▶ [DIRECTIVE]
What follows is a set of records, each of which is to be written out exactly.

▶ [SUPPLIED DATA]
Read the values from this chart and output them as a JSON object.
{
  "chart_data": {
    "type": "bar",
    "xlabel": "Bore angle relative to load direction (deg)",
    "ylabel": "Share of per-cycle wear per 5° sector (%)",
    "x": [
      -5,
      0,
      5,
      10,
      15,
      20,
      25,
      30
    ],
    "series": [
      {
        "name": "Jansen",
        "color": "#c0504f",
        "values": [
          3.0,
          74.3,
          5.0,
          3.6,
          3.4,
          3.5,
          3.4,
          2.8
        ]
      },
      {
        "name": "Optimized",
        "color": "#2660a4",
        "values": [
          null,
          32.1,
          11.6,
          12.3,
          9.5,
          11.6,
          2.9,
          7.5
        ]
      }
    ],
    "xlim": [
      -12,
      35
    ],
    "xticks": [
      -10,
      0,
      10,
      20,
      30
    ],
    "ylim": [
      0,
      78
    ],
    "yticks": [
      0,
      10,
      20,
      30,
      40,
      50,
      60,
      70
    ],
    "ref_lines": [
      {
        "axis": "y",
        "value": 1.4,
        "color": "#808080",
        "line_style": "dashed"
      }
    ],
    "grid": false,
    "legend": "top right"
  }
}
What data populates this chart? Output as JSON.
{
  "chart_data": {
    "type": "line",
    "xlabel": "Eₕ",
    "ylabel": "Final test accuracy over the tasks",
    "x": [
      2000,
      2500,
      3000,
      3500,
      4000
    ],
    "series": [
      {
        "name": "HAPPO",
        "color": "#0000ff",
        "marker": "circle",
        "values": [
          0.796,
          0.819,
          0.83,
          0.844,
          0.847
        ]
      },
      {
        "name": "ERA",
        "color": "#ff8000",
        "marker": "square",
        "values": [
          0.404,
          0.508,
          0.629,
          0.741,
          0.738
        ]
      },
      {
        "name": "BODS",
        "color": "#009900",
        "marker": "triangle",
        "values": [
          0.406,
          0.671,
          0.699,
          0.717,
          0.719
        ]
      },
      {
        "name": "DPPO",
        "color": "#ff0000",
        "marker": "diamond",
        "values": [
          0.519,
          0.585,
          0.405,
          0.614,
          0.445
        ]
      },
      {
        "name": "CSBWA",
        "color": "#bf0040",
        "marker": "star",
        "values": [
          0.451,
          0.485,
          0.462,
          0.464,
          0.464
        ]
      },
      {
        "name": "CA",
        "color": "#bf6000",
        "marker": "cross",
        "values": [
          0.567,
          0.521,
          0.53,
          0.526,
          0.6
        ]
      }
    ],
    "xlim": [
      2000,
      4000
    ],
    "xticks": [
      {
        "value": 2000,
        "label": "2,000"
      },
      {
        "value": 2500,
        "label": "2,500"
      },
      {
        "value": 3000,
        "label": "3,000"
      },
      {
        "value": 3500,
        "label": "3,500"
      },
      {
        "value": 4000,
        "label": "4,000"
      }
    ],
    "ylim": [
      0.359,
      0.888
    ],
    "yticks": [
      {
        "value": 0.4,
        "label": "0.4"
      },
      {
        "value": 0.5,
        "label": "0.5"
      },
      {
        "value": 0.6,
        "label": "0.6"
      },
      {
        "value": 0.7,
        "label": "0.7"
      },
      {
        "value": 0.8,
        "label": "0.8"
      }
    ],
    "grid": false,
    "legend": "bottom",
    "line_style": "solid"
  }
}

▶ [EXPECTED OUTPUT]
Read the values from this chart and output them as a JSON object.
{
  "chart_data": {
    "type": "bar",
    "xlabel": "Bore angle relative to load direction (deg)",
    "ylabel": "Share of per-cycle wear per 5° sector (%)",
    "x": [
      -5,
      0,
      5,
      10,
      15,
      20,
      25,
      30
    ],
    "series": [
      {
        "name": "Jansen",
        "color": "#c0504f",
        "values": [
          3.0,
          74.3,
          5.0,
          3.6,
          3.4,
          3.5,
          3.4,
          2.8
        ]
      },
      {
        "name": "Optimized",
        "color": "#2660a4",
        "values": [
          null,
          32.1,
          11.6,
          12.3,
          9.5,
          11.6,
          2.9,
          7.5
        ]
      }
    ],
    "xlim": [
      -12,
      35
    ],
    "xticks": [
      -10,
      0,
      10,
      20,
      30
    ],
    "ylim": [
      0,
      78
    ],
    "yticks": [
      0,
      10,
      20,
      30,
      40,
      50,
      60,
      70
    ],
    "ref_lines": [
      {
        "axis": "y",
        "value": 1.4,
        "color": "#808080",
        "line_style": "dashed"
      }
    ],
    "grid": false,
    "legend": "top right"
  }
}
What data populates this chart? Output as JSON.
{
  "chart_data": {
    "type": "line",
    "xlabel": "Eₕ",
    "ylabel": "Final test accuracy over the tasks",
    "x": [
      2000,
      2500,
      3000,
      3500,
      4000
    ],
    "series": [
      {
        "name": "HAPPO",
        "color": "#0000ff",
        "marker": "circle",
        "values": [
          0.796,
          0.819,
          0.83,
          0.844,
          0.847
        ]
      },
      {
        "name": "ERA",
        "color": "#ff8000",
        "marker": "square",
        "values": [
          0.404,
          0.508,
          0.629,
          0.741,
          0.738
        ]
      },
      {
        "name": "BODS",
        "color": "#009900",
        "marker": "triangle",
        "values": [
          0.406,
          0.671,
          0.699,
          0.717,
          0.719
        ]
      },
      {
        "name": "DPPO",
        "color": "#ff0000",
        "marker": "diamond",
        "values": [
          0.519,
          0.585,
          0.405,
          0.614,
          0.445
        ]
      },
      {
        "name": "CSBWA",
        "color": "#bf0040",
        "marker": "star",
        "values": [
          0.451,
          0.485,
          0.462,
          0.464,
          0.464
        ]
      },
      {
        "name": "CA",
        "color": "#bf6000",
        "marker": "cross",
        "values": [
          0.567,
          0.521,
          0.53,
          0.526,
          0.6
        ]
      }
    ],
    "xlim": [
      2000,
      4000
    ],
    "xticks": [
      {
        "value": 2000,
        "label": "2,000"
      },
      {
        "value": 2500,
        "label": "2,500"
      },
      {
        "value": 3000,
        "label": "3,000"
      },
      {
        "value": 3500,
        "label": "3,500"
      },
      {
        "value": 4000,
        "label": "4,000"
      }
    ],
    "ylim": [
      0.359,
      0.888
    ],
    "yticks": [
      {
        "value": 0.4,
        "label": "0.4"
      },
      {
        "value": 0.5,
        "label": "0.5"
      },
      {
        "value": 0.6,
        "label": "0.6"
      },
      {
        "value": 0.7,
        "label": "0.7"
      },
      {
        "value": 0.8,
        "label": "0.8"
      }
    ],
    "grid": false,
    "legend": "bottom",
    "line_style": "solid"
  }
}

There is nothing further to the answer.